*Set task*
Your task is to copy the material exactly.

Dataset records
****************************************

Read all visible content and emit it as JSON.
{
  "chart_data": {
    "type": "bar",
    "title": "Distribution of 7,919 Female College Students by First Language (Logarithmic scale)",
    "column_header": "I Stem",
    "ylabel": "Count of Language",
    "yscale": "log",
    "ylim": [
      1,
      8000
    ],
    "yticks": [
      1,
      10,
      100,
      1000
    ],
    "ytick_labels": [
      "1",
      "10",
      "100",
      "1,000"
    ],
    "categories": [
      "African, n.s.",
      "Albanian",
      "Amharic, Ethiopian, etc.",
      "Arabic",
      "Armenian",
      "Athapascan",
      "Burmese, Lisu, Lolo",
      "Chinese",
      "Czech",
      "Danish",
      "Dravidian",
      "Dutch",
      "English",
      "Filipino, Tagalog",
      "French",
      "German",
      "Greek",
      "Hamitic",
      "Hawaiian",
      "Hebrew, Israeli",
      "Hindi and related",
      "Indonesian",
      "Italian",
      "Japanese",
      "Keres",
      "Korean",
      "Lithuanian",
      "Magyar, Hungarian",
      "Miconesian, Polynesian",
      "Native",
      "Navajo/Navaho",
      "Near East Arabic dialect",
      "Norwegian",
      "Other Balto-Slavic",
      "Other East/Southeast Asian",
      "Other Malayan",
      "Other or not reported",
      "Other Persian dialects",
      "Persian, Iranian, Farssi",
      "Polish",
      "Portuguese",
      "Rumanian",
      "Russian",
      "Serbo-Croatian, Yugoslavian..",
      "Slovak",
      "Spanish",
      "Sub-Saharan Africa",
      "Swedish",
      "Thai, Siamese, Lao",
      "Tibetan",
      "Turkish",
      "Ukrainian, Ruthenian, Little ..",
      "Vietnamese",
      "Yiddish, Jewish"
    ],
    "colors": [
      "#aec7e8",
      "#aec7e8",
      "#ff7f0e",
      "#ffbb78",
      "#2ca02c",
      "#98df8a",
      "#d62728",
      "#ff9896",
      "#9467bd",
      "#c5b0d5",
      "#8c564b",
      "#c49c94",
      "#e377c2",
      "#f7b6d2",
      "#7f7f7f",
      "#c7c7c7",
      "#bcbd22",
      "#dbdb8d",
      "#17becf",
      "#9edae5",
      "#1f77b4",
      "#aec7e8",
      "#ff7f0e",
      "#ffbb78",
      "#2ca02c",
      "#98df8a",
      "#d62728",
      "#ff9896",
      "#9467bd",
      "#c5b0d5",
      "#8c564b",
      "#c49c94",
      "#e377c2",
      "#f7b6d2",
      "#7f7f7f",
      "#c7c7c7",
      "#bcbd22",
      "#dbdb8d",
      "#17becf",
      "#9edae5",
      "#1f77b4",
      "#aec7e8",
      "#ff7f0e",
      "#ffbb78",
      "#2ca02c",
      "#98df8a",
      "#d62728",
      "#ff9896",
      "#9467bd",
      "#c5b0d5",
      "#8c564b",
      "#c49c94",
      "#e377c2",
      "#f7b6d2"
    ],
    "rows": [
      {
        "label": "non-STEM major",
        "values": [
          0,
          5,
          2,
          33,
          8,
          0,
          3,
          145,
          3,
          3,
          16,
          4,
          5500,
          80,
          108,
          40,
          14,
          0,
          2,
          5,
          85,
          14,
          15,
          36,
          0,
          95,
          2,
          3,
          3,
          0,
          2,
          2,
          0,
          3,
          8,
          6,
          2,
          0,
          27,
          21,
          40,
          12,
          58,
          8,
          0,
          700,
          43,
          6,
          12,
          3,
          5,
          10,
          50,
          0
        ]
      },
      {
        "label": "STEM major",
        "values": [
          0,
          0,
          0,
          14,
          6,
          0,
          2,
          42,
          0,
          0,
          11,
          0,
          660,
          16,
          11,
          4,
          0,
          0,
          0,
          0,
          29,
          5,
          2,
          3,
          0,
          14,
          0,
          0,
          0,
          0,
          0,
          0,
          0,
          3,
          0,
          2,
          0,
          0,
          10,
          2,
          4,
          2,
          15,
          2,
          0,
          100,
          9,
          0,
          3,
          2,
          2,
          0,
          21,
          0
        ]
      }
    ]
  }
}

****************************************

*The output*
Read all visible content and emit it as JSON.
{
  "chart_data": {
    "type": "bar",
    "title": "Distribution of 7,919 Female College Students by First Language (Logarithmic scale)",
    "column_header": "I Stem",
    "ylabel": "Count of Language",
    "yscale": "log",
    "ylim": [
      1,
      8000
    ],
    "yticks": [
      1,
      10,
      100,
      1000
    ],
    "ytick_labels": [
      "1",
      "10",
      "100",
      "1,000"
    ],
    "categories": [
      "African, n.s.",
      "Albanian",
      "Amharic, Ethiopian, etc.",
      "Arabic",
      "Armenian",
      "Athapascan",
      "Burmese, Lisu, Lolo",
      "Chinese",
      "Czech",
      "Danish",
      "Dravidian",
      "Dutch",
      "English",
      "Filipino, Tagalog",
      "French",
      "German",
      "Greek",
      "Hamitic",
      "Hawaiian",
      "Hebrew, Israeli",
      "Hindi and related",
      "Indonesian",
      "Italian",
      "Japanese",
      "Keres",
      "Korean",
      "Lithuanian",
      "Magyar, Hungarian",
      "Miconesian, Polynesian",
      "Native",
      "Navajo/Navaho",
      "Near East Arabic dialect",
      "Norwegian",
      "Other Balto-Slavic",
      "Other East/Southeast Asian",
      "Other Malayan",
      "Other or not reported",
      "Other Persian dialects",
      "Persian, Iranian, Farssi",
      "Polish",
      "Portuguese",
      "Rumanian",
      "Russian",
      "Serbo-Croatian, Yugoslavian..",
      "Slovak",
      "Spanish",
      "Sub-Saharan Africa",
      "Swedish",
      "Thai, Siamese, Lao",
      "Tibetan",
      "Turkish",
      "Ukrainian, Ruthenian, Little ..",
      "Vietnamese",
      "Yiddish, Jewish"
    ],
    "colors": [
      "#aec7e8",
      "#aec7e8",
      "#ff7f0e",
      "#ffbb78",
      "#2ca02c",
      "#98df8a",
      "#d62728",
      "#ff9896",
      "#9467bd",
      "#c5b0d5",
      "#8c564b",
      "#c49c94",
      "#e377c2",
      "#f7b6d2",
      "#7f7f7f",
      "#c7c7c7",
      "#bcbd22",
      "#dbdb8d",
      "#17becf",
      "#9edae5",
      "#1f77b4",
      "#aec7e8",
      "#ff7f0e",
      "#ffbb78",
      "#2ca02c",
      "#98df8a",
      "#d62728",
      "#ff9896",
      "#9467bd",
      "#c5b0d5",
      "#8c564b",
      "#c49c94",
      "#e377c2",
      "#f7b6d2",
      "#7f7f7f",
      "#c7c7c7",
      "#bcbd22",
      "#dbdb8d",
      "#17becf",
      "#9edae5",
      "#1f77b4",
      "#aec7e8",
      "#ff7f0e",
      "#ffbb78",
      "#2ca02c",
      "#98df8a",
      "#d62728",
      "#ff9896",
      "#9467bd",
      "#c5b0d5",
      "#8c564b",
      "#c49c94",
      "#e377c2",
      "#f7b6d2"
    ],
    "rows": [
      {
        "label": "non-STEM major",
        "values": [
          0,
          5,
          2,
          33,
          8,
          0,
          3,
          145,
          3,
          3,
          16,
          4,
          5500,
          80,
          108,
          40,
          14,
          0,
          2,
          5,
          85,
          14,
          15,
          36,
          0,
          95,
          2,
          3,
          3,
          0,
          2,
          2,
          0,
          3,
          8,
          6,
          2,
          0,
          27,
          21,
          40,
          12,
          58,
          8,
          0,
          700,
          43,
          6,
          12,
          3,
          5,
          10,
          50,
          0
        ]
      },
      {
        "label": "STEM major",
        "values": [
          0,
          0,
          0,
          14,
          6,
          0,
          2,
          42,
          0,
          0,
          11,
          0,
          660,
          16,
          11,
          4,
          0,
          0,
          0,
          0,
          29,
          5,
          2,
          3,
          0,
          14,
          0,
          0,
          0,
          0,
          0,
          0,
          0,
          3,
          0,
          2,
          0,
          0,
          10,
          2,
          4,
          2,
          15,
          2,
          0,
          100,
          9,
          0,
          3,
          2,
          2,
          0,
          21,
          0
        ]
      }
    ]
  }
}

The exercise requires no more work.